Description of the task: Copy out each line that has "most" in it.

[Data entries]
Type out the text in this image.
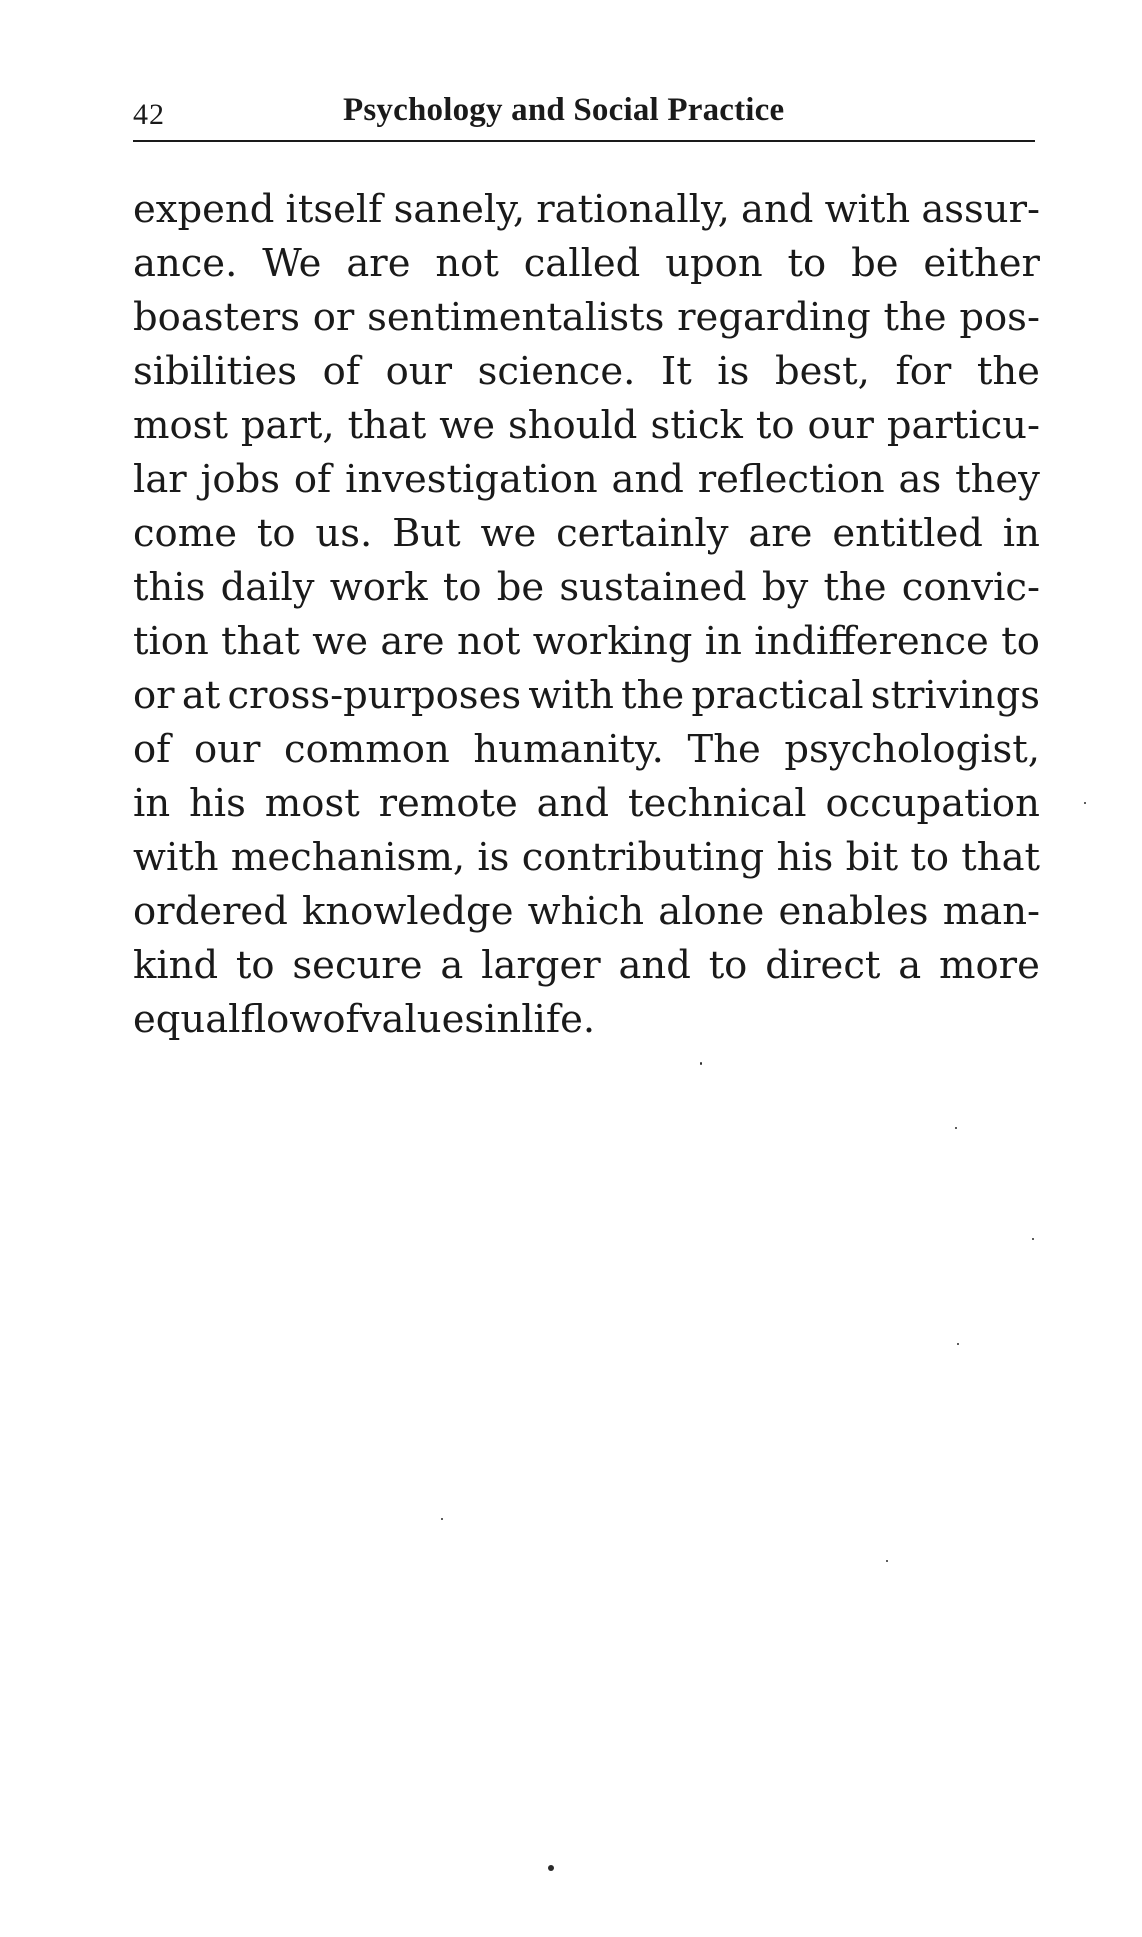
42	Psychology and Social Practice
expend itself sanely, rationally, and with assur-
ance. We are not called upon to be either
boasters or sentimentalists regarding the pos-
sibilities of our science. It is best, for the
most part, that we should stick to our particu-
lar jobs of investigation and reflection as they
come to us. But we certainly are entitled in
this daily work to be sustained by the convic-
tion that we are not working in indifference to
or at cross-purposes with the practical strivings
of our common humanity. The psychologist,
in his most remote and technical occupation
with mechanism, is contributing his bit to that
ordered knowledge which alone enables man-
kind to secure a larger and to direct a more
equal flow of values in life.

Expected output:
most part, that we should stick to our particu-
in his most remote and technical occupation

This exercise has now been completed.